[WHAT YOU HAVE TO DO]: Go through the lines below and copy each one that holds the string "Penetration".

— start MATERIAL SUPPLIED —

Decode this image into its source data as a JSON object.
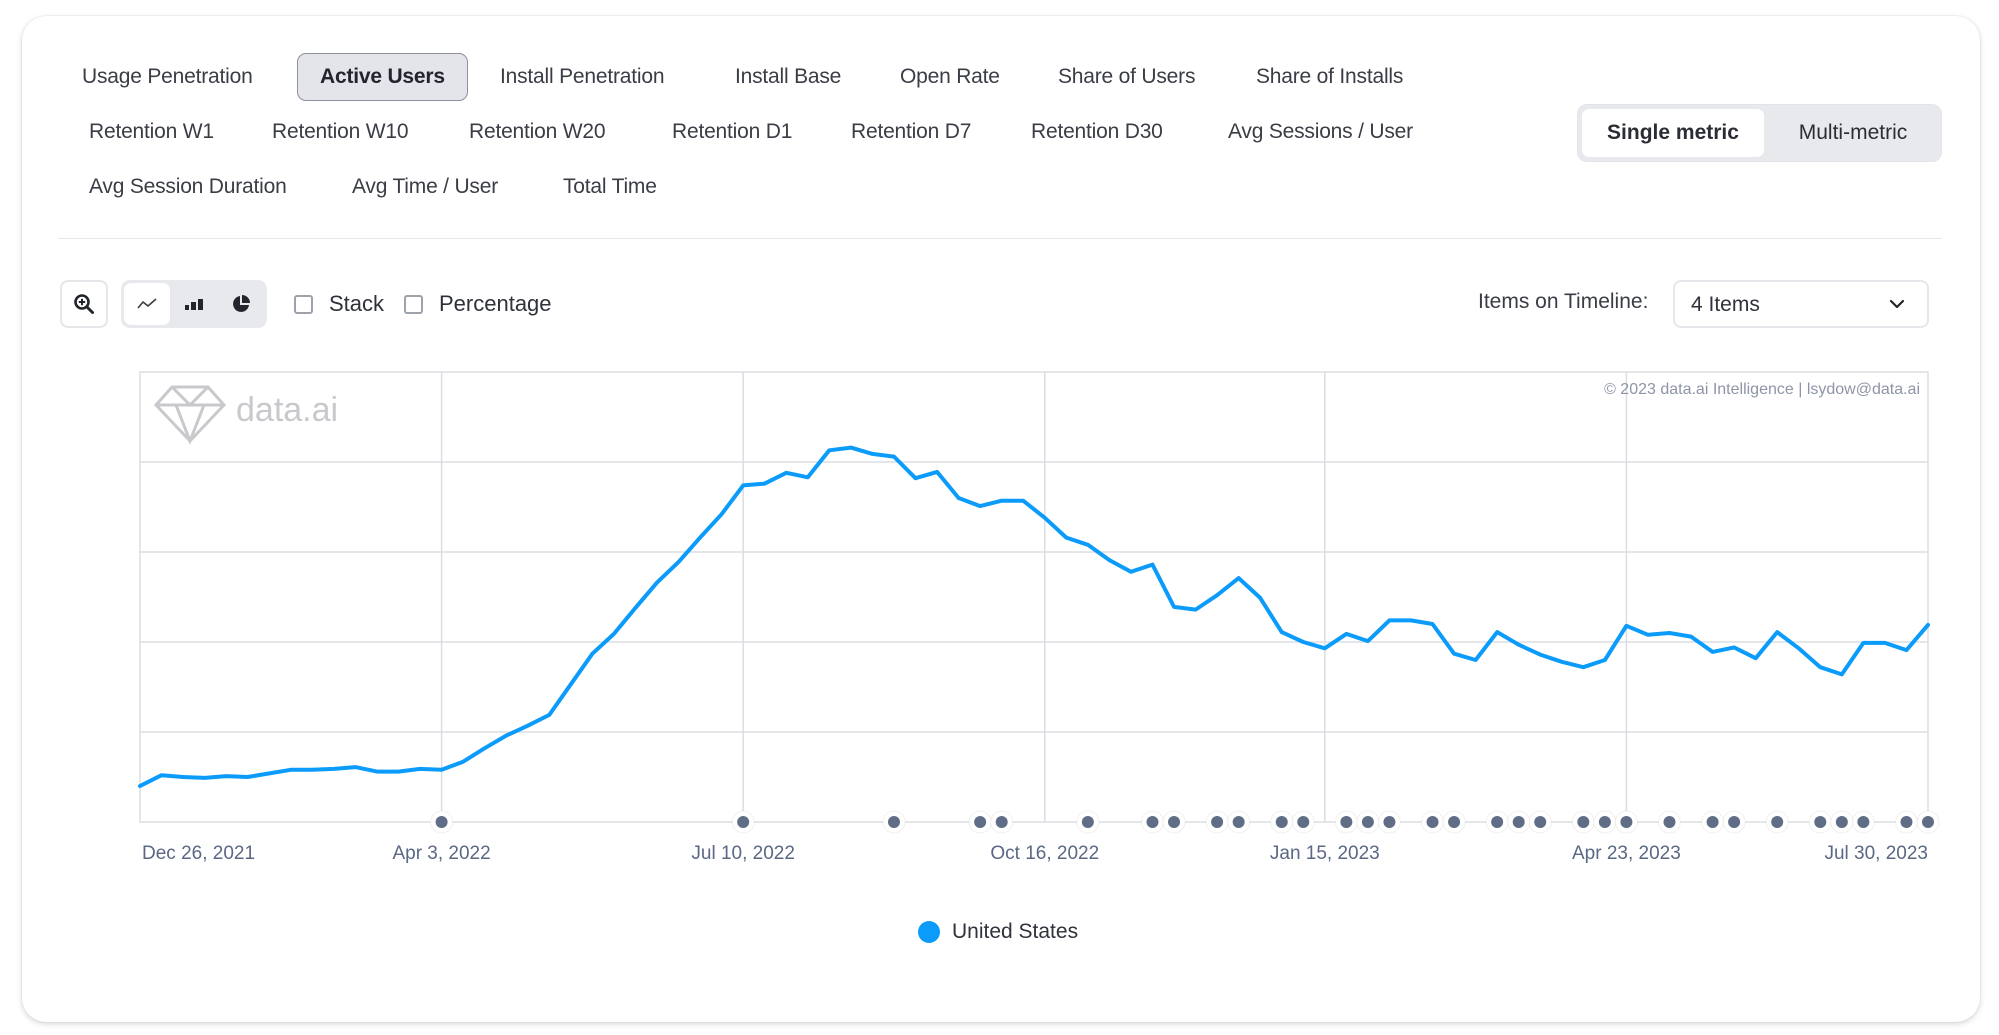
{
  "metric_tabs": [
    {
      "label": "Usage Penetration",
      "active": false
    },
    {
      "label": "Active Users",
      "active": true
    },
    {
      "label": "Install Penetration",
      "active": false
    },
    {
      "label": "Install Base",
      "active": false
    },
    {
      "label": "Open Rate",
      "active": false
    },
    {
      "label": "Share of Users",
      "active": false
    },
    {
      "label": "Share of Installs",
      "active": false
    },
    {
      "label": "Retention W1",
      "active": false
    },
    {
      "label": "Retention W10",
      "active": false
    },
    {
      "label": "Retention W20",
      "active": false
    },
    {
      "label": "Retention D1",
      "active": false
    },
    {
      "label": "Retention D7",
      "active": false
    },
    {
      "label": "Retention D30",
      "active": false
    },
    {
      "label": "Avg Sessions / User",
      "active": false
    },
    {
      "label": "Avg Session Duration",
      "active": false
    },
    {
      "label": "Avg Time / User",
      "active": false
    },
    {
      "label": "Total Time",
      "active": false
    }
  ],
  "metric_mode": {
    "single_label": "Single metric",
    "multi_label": "Multi-metric",
    "selected": "single"
  },
  "toolbar": {
    "zoom_icon": "zoom-in-icon",
    "chart_types": [
      {
        "icon": "line-chart-icon",
        "selected": true
      },
      {
        "icon": "bar-chart-icon",
        "selected": false
      },
      {
        "icon": "pie-chart-icon",
        "selected": false
      }
    ],
    "stack_label": "Stack",
    "stack_checked": false,
    "percentage_label": "Percentage",
    "percentage_checked": false,
    "items_label": "Items on Timeline:",
    "items_value": "4 Items"
  },
  "watermark": {
    "logo_text": "data.ai",
    "copyright": "© 2023 data.ai Intelligence | lsydow@data.ai"
  },
  "colors": {
    "series": "#0b9bfa",
    "event_marker": "#5f6d86",
    "grid": "#dcdde3",
    "axis_text": "#5a6884"
  },
  "chart_data": {
    "type": "line",
    "title": "Active Users",
    "xlabel": "",
    "ylabel": "",
    "y_tick_labels_shown": false,
    "y_units": "relative index (gridline units; no y-axis labels shown)",
    "ylim": [
      0,
      5
    ],
    "grid": true,
    "legend_position": "bottom-center",
    "x_start": "Dec 26, 2021",
    "x_end": "Jul 30, 2023",
    "x_interval": "weekly",
    "x_tick_labels": [
      "Dec 26, 2021",
      "Apr 3, 2022",
      "Jul 10, 2022",
      "Oct 16, 2022",
      "Jan 15, 2023",
      "Apr 23, 2023",
      "Jul 30, 2023"
    ],
    "x_tick_week_index": [
      0,
      14,
      28,
      42,
      55,
      69,
      83
    ],
    "series": [
      {
        "name": "United States",
        "values": [
          0.4,
          0.52,
          0.5,
          0.49,
          0.51,
          0.5,
          0.54,
          0.58,
          0.58,
          0.59,
          0.61,
          0.56,
          0.56,
          0.59,
          0.58,
          0.67,
          0.82,
          0.96,
          1.07,
          1.19,
          1.53,
          1.87,
          2.09,
          2.38,
          2.66,
          2.89,
          3.16,
          3.42,
          3.74,
          3.76,
          3.88,
          3.83,
          4.13,
          4.16,
          4.09,
          4.06,
          3.82,
          3.89,
          3.6,
          3.51,
          3.57,
          3.57,
          3.38,
          3.16,
          3.08,
          2.91,
          2.78,
          2.86,
          2.39,
          2.36,
          2.52,
          2.71,
          2.49,
          2.11,
          2.0,
          1.93,
          2.09,
          2.01,
          2.24,
          2.24,
          2.2,
          1.87,
          1.8,
          2.11,
          1.97,
          1.86,
          1.78,
          1.72,
          1.8,
          2.18,
          2.08,
          2.1,
          2.06,
          1.89,
          1.94,
          1.82,
          2.11,
          1.93,
          1.72,
          1.64,
          1.99,
          1.99,
          1.91,
          2.19
        ]
      }
    ],
    "event_markers_week_index": [
      14,
      28,
      35,
      39,
      40,
      44,
      47,
      48,
      50,
      51,
      53,
      54,
      56,
      57,
      58,
      60,
      61,
      63,
      64,
      65,
      67,
      68,
      69,
      71,
      73,
      74,
      76,
      78,
      79,
      80,
      82,
      83
    ]
  },
  "legend": [
    {
      "label": "United States",
      "color": "#0b9bfa"
    }
  ]
}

— end MATERIAL SUPPLIED —

[OUTPUT OF THE TASK]:
      "label": "Usage Penetration",
      "label": "Install Penetration",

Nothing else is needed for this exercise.